Stored rows:
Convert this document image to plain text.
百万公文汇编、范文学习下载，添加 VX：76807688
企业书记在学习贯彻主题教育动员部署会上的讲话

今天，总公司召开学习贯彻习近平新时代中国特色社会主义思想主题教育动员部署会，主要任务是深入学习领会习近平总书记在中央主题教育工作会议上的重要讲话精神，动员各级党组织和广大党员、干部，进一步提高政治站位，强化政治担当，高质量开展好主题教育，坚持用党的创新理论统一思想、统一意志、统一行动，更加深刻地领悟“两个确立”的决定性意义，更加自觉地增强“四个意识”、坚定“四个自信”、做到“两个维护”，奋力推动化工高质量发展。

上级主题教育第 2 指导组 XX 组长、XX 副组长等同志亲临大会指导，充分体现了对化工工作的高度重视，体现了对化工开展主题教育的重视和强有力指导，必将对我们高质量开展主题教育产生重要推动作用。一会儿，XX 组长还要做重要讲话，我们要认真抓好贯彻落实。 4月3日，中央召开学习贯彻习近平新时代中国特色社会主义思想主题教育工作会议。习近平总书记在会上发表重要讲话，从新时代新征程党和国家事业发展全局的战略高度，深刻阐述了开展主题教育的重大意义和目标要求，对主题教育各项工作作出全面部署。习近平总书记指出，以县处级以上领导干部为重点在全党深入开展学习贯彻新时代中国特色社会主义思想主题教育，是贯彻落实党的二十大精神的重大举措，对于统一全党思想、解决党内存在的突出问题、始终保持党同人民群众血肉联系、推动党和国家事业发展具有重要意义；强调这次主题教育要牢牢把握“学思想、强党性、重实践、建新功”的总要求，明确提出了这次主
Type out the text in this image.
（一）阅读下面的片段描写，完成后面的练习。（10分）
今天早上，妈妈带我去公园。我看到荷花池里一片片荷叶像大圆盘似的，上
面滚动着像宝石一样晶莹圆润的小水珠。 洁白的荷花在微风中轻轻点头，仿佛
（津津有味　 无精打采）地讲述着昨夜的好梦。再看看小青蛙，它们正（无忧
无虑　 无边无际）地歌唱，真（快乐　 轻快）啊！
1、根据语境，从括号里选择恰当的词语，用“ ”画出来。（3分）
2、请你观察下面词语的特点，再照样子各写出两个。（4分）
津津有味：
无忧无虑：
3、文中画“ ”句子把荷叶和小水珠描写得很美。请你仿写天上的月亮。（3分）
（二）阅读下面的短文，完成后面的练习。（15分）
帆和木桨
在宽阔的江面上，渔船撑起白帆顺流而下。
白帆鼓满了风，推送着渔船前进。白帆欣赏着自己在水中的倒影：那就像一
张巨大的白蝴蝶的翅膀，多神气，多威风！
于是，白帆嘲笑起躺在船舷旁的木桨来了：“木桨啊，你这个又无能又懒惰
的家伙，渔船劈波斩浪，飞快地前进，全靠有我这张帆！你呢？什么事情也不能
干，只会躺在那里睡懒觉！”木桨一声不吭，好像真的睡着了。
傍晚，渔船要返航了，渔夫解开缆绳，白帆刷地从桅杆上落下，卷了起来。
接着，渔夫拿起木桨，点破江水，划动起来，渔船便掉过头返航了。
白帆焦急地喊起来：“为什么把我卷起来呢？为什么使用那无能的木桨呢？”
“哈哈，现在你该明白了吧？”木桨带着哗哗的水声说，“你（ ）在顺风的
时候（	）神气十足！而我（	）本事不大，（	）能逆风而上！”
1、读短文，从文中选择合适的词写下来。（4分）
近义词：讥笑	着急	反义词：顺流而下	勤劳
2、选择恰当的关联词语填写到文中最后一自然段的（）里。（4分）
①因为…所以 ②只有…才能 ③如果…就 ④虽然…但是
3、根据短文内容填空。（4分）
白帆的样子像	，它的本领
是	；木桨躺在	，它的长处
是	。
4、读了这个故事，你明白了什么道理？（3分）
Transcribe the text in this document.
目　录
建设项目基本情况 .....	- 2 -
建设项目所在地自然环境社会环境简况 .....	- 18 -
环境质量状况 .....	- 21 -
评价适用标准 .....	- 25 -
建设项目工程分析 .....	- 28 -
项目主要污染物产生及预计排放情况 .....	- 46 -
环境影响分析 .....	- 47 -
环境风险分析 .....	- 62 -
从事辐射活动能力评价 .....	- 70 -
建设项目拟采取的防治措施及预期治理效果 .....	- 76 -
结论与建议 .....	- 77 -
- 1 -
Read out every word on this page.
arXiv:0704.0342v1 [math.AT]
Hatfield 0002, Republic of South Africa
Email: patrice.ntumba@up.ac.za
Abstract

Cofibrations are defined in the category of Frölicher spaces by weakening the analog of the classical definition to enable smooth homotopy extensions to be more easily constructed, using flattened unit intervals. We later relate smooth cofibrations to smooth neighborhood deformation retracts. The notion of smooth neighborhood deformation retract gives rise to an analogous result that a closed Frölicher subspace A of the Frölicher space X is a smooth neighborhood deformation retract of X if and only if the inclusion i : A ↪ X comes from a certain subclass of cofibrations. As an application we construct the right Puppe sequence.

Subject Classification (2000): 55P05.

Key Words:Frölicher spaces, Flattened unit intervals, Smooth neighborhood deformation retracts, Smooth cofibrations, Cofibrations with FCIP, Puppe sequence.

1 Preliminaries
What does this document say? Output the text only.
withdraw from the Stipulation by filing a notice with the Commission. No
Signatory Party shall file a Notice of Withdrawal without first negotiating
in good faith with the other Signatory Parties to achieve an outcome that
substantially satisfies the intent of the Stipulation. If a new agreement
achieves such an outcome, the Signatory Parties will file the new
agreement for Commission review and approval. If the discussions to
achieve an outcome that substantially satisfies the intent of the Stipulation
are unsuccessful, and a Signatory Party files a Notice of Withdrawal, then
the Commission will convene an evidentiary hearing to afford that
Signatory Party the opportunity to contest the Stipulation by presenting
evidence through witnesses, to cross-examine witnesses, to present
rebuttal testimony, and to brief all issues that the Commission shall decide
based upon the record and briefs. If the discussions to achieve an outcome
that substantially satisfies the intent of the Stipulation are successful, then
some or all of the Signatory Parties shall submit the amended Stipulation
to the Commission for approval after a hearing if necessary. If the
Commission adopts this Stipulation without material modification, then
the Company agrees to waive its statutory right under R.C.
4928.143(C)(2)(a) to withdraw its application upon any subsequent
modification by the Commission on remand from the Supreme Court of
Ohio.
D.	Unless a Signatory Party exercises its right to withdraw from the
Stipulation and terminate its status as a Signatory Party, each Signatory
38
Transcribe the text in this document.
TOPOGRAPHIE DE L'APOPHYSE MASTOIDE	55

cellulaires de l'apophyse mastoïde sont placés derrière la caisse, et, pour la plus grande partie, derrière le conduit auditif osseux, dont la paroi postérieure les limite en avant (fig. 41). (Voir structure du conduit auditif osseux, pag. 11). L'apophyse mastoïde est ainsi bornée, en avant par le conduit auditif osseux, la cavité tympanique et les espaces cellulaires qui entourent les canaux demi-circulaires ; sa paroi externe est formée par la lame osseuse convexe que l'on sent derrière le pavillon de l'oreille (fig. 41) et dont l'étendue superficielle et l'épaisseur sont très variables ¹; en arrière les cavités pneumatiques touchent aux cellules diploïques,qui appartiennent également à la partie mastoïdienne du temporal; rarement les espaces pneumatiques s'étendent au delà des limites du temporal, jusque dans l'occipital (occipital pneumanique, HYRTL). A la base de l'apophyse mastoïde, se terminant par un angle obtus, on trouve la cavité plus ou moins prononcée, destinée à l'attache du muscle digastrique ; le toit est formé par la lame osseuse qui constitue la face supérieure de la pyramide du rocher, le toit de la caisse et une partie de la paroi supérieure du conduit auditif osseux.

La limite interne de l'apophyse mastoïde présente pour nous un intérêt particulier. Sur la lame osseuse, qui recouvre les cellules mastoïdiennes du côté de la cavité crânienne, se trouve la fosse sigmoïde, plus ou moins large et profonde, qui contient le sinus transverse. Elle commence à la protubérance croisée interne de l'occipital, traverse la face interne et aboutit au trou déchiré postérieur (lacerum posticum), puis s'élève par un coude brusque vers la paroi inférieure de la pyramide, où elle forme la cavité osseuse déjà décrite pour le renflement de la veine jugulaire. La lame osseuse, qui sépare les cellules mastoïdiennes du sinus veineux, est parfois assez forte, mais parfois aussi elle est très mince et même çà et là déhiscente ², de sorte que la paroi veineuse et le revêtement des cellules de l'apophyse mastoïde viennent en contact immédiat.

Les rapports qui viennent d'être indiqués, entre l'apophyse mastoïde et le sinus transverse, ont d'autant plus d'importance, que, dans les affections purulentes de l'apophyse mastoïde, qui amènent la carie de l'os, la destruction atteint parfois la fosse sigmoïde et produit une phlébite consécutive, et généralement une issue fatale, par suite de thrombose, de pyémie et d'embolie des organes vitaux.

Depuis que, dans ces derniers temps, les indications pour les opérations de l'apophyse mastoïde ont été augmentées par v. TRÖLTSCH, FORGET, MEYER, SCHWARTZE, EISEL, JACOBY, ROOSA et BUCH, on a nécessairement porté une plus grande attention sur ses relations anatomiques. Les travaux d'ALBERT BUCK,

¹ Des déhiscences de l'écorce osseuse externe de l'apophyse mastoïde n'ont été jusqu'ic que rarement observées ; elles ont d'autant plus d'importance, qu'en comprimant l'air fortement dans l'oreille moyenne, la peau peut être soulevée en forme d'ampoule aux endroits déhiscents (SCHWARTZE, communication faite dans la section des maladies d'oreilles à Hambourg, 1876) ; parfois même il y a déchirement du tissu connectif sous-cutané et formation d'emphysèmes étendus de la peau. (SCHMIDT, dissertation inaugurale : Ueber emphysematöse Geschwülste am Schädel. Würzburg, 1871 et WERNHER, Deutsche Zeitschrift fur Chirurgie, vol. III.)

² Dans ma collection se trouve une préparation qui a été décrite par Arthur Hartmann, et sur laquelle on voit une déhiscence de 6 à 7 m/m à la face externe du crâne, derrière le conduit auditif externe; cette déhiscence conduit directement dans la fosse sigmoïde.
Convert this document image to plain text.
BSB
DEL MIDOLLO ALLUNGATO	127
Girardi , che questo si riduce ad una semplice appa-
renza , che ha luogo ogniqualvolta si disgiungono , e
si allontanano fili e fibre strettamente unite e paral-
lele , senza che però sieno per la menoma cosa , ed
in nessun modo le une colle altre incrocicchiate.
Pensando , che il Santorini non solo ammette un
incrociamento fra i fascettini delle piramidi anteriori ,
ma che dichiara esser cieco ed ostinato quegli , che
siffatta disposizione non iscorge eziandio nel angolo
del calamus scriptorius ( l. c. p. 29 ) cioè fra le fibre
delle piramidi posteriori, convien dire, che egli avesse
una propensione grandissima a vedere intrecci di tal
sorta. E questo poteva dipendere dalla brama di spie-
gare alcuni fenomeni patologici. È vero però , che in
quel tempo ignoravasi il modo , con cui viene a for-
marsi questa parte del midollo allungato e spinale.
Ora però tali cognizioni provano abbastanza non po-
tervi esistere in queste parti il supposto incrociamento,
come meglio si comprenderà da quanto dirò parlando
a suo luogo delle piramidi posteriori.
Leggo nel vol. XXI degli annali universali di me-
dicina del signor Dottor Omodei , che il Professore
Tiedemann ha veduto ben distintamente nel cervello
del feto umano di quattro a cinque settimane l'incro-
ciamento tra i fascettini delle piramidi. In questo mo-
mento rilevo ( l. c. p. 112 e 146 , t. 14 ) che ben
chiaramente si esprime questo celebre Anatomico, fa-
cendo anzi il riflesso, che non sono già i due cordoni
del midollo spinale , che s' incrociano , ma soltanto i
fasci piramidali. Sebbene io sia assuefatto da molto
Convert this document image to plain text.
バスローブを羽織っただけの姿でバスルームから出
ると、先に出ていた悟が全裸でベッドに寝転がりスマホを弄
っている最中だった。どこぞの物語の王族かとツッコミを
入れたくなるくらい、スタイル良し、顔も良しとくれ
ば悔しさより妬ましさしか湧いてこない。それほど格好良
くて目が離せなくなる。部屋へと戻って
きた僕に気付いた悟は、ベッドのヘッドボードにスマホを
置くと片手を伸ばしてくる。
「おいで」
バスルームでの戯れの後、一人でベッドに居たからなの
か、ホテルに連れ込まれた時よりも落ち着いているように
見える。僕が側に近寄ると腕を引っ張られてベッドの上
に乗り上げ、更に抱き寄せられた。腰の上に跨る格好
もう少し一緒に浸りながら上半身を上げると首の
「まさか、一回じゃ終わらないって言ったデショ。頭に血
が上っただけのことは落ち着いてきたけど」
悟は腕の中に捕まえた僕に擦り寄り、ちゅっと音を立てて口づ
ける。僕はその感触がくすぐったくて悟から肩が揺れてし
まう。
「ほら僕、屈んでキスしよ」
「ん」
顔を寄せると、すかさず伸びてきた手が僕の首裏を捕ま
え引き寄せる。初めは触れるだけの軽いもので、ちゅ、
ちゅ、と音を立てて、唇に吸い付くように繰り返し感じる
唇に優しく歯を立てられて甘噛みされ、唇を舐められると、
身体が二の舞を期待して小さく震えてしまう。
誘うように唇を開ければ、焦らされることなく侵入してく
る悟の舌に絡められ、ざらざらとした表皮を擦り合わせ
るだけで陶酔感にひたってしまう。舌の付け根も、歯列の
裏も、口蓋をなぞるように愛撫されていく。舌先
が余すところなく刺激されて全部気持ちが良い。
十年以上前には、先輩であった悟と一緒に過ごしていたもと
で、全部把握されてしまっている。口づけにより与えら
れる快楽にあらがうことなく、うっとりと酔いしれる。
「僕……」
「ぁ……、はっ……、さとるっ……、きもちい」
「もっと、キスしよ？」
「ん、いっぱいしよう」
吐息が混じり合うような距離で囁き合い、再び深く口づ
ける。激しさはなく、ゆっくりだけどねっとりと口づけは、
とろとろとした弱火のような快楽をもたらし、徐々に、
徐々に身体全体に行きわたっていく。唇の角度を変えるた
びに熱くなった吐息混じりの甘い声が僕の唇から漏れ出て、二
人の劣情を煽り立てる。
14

The problem:
Lines that include the word "津津有味" are to be extracted from the data above.

Solution to this exercise:
（津津有味　 无精打采）地讲述着昨夜的好梦。再看看小青蛙，它们正（无忧
津津有味：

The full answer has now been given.